WHAT IS BEING ASKED: Search the records below for the word "responses". Pull out each line that has it.
** START **
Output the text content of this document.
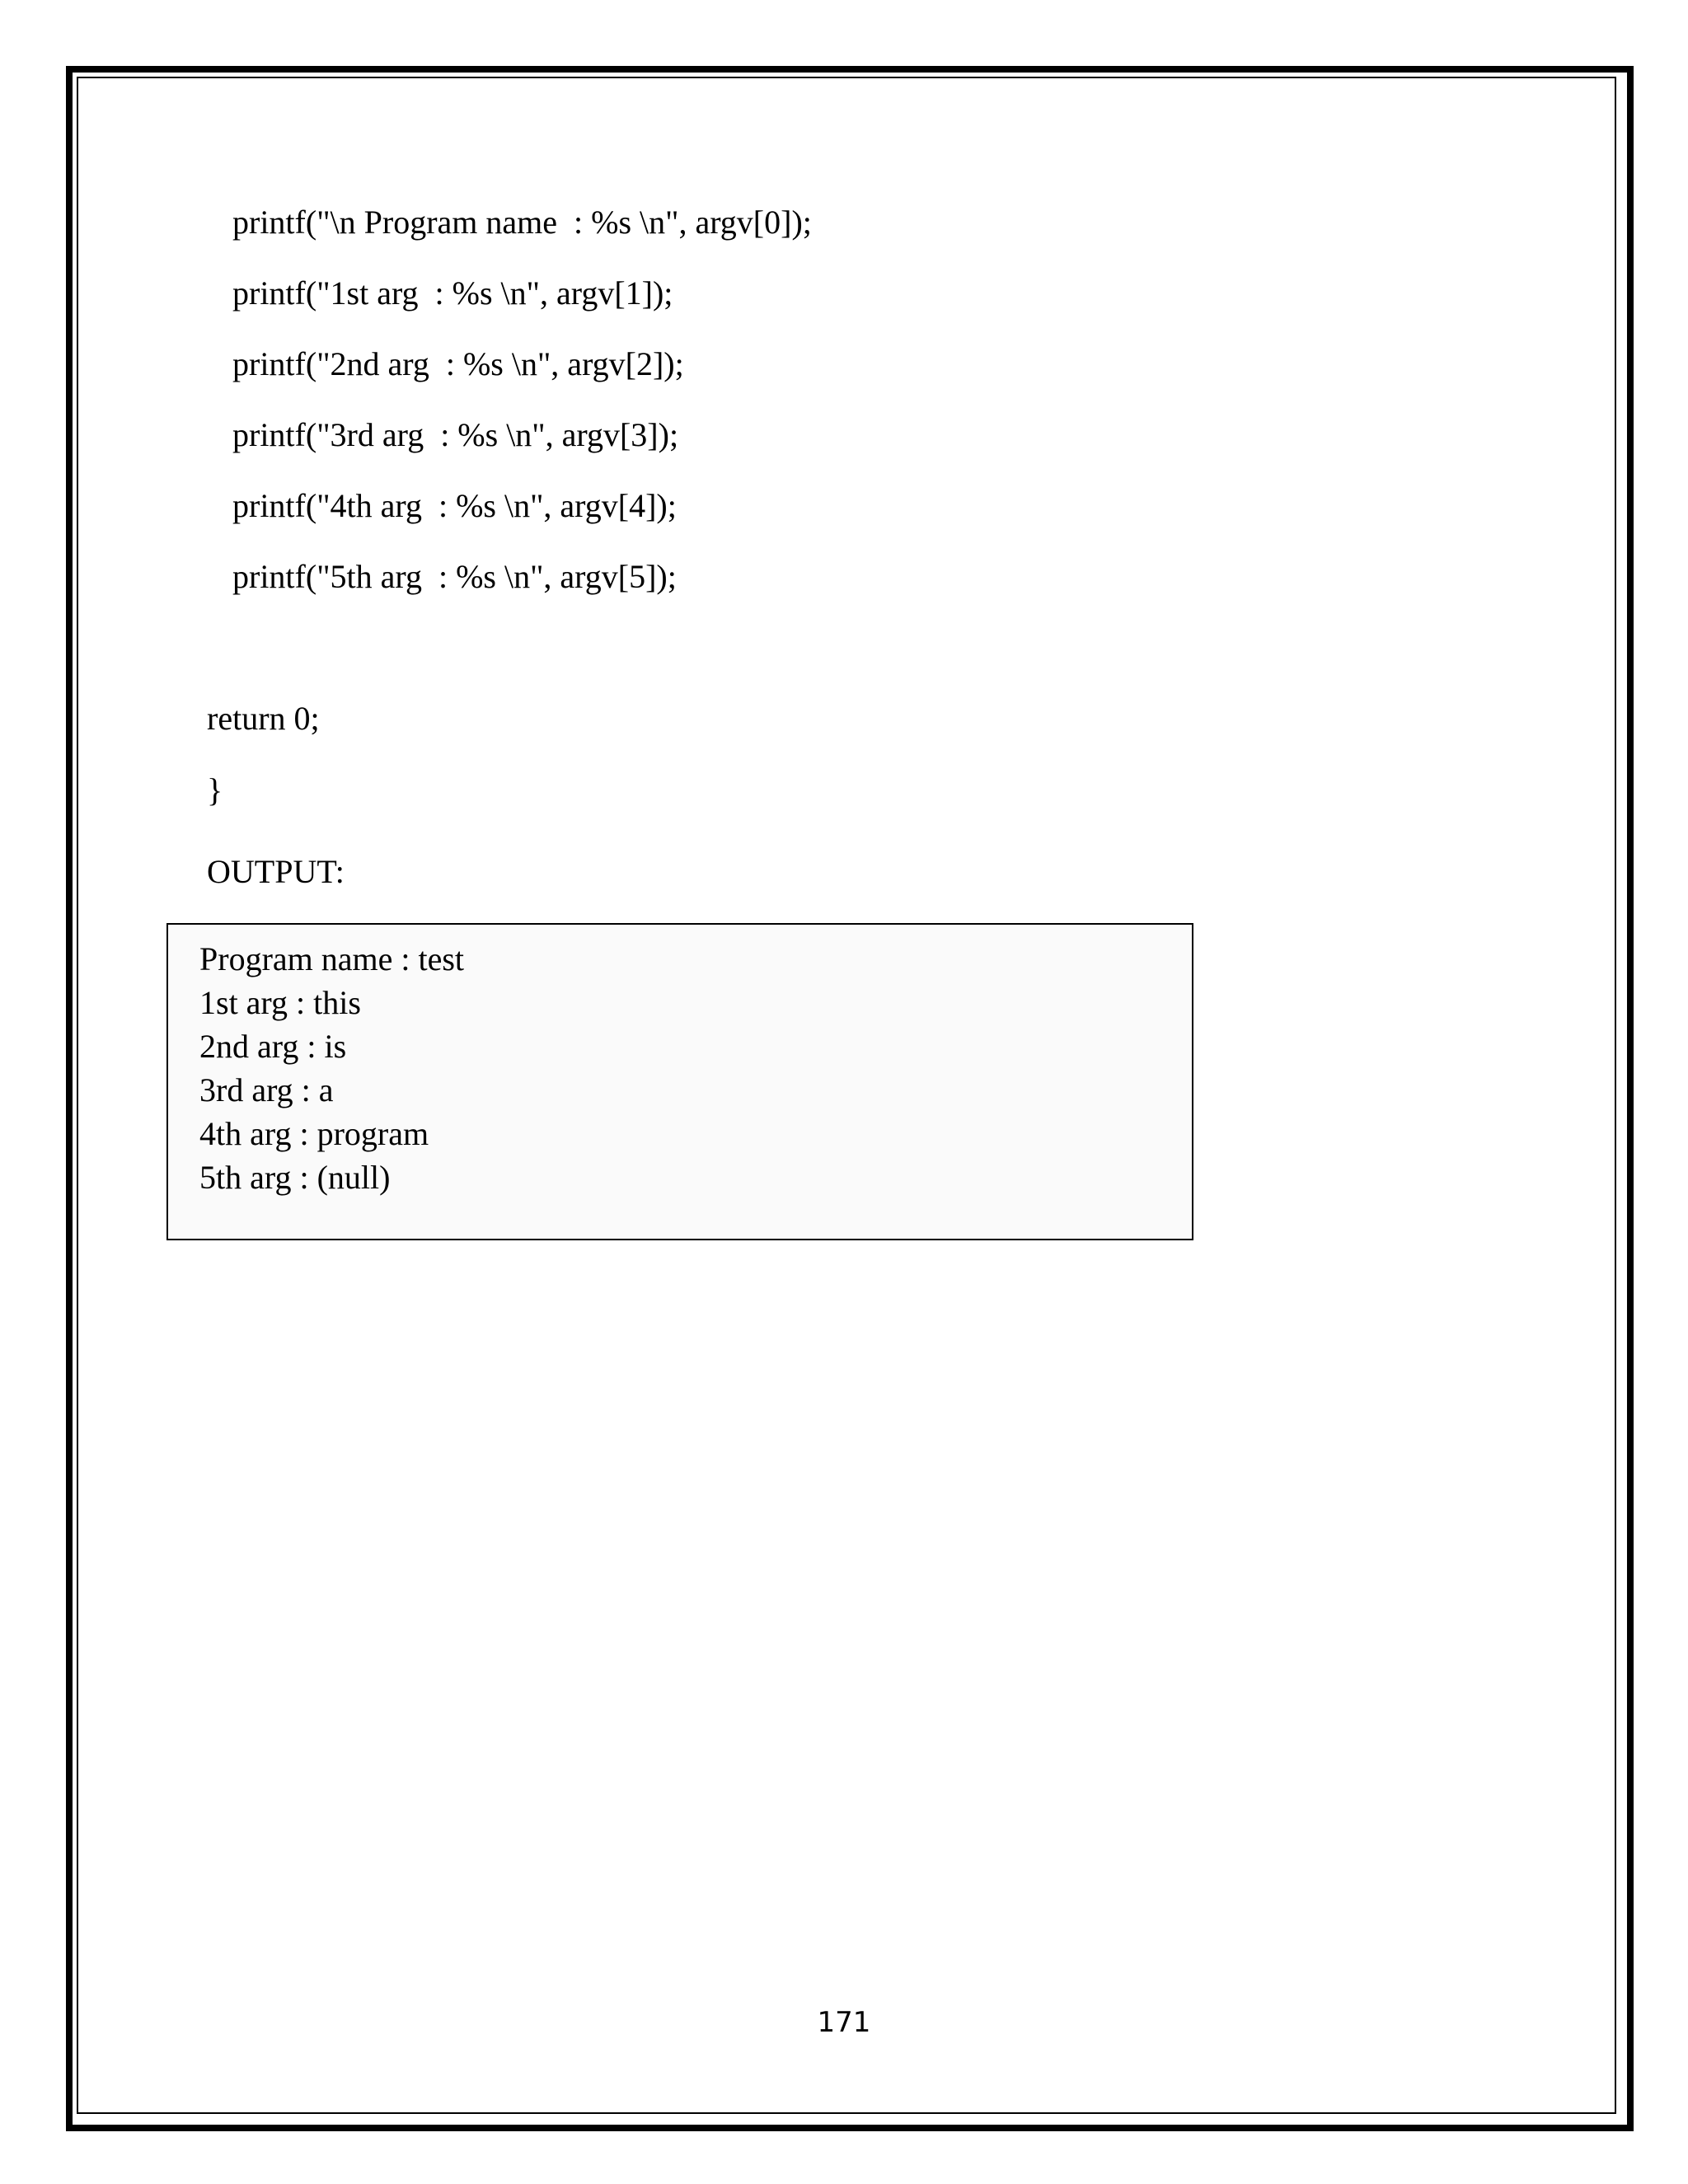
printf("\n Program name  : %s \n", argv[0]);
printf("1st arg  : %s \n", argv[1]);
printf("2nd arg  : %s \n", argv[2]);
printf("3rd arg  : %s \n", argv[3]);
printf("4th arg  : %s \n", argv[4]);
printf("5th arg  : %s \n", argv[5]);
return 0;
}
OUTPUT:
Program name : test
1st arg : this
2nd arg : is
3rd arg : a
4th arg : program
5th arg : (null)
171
** END **
** START **
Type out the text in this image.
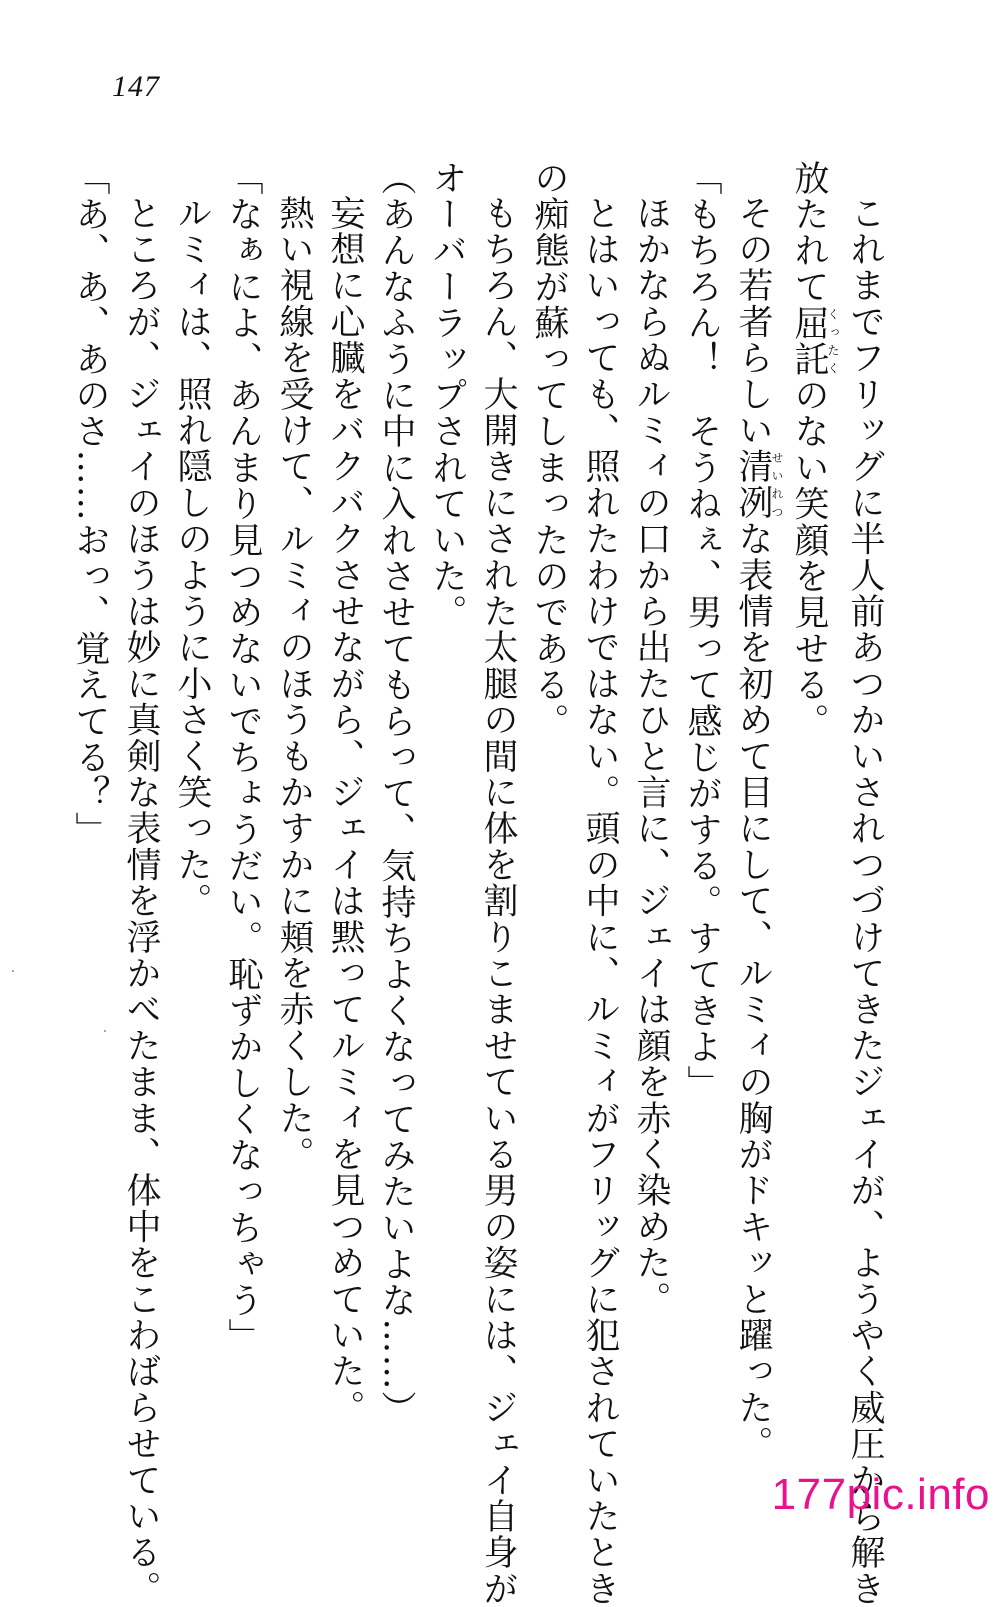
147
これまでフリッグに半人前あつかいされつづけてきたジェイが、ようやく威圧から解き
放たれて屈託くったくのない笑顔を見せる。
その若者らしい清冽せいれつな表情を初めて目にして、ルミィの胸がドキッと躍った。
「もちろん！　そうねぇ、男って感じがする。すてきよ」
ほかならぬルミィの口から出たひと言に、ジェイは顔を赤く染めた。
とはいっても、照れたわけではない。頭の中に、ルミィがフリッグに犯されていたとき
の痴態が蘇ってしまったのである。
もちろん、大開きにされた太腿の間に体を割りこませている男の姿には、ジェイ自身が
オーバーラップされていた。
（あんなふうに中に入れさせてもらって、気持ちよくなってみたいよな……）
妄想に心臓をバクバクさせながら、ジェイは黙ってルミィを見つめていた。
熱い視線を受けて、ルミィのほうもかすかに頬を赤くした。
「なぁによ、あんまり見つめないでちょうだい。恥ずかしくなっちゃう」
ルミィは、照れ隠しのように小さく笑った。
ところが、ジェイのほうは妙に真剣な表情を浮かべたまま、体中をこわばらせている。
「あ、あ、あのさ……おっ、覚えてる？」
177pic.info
** END **
** START **
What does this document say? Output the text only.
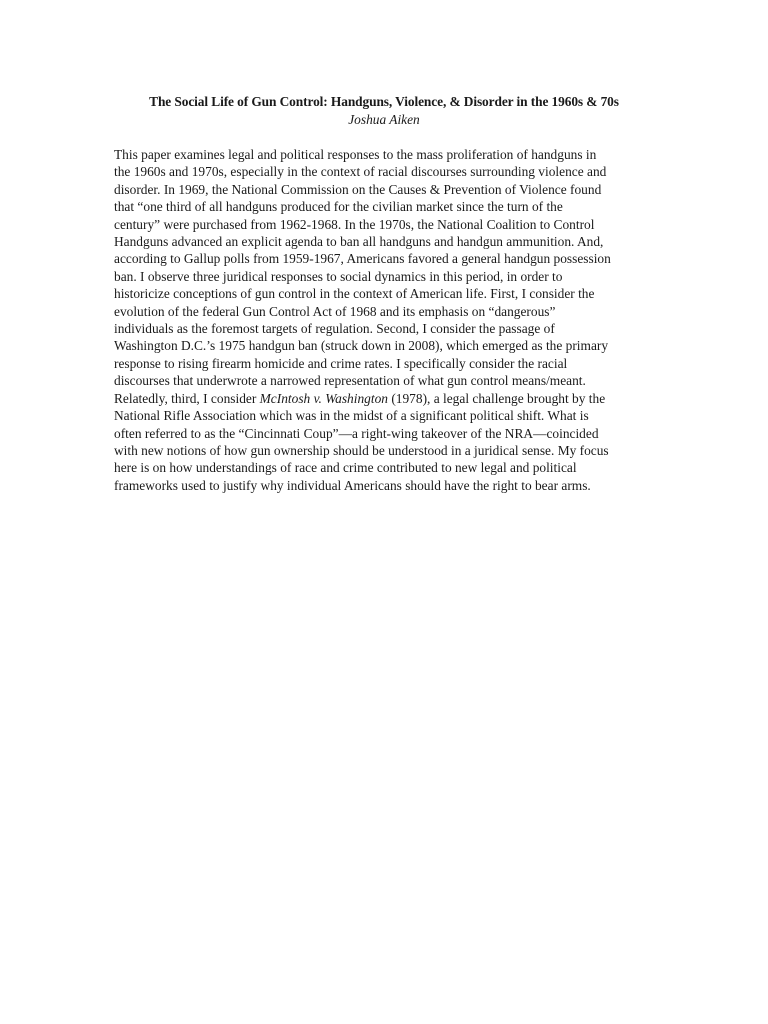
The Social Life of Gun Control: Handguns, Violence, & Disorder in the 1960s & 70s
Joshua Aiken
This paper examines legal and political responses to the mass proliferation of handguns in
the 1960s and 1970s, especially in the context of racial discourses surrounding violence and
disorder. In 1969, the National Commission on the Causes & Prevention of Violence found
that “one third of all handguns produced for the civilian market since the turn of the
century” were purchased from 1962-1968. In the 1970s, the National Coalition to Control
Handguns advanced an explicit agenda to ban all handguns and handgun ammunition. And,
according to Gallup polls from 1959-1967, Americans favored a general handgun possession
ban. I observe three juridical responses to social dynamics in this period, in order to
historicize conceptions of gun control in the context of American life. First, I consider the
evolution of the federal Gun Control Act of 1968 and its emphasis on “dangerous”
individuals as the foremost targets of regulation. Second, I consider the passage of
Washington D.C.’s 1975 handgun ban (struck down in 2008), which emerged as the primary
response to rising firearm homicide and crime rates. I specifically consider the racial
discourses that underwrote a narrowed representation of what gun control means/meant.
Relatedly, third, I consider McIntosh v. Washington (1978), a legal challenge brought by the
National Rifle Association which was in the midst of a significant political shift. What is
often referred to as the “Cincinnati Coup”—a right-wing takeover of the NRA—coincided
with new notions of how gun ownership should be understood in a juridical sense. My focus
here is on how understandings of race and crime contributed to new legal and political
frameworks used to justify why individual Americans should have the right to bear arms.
** END **
ANSWER TO THIS PROBLEM:
This paper examines legal and political responses to the mass proliferation of handguns in
ban. I observe three juridical responses to social dynamics in this period, in order to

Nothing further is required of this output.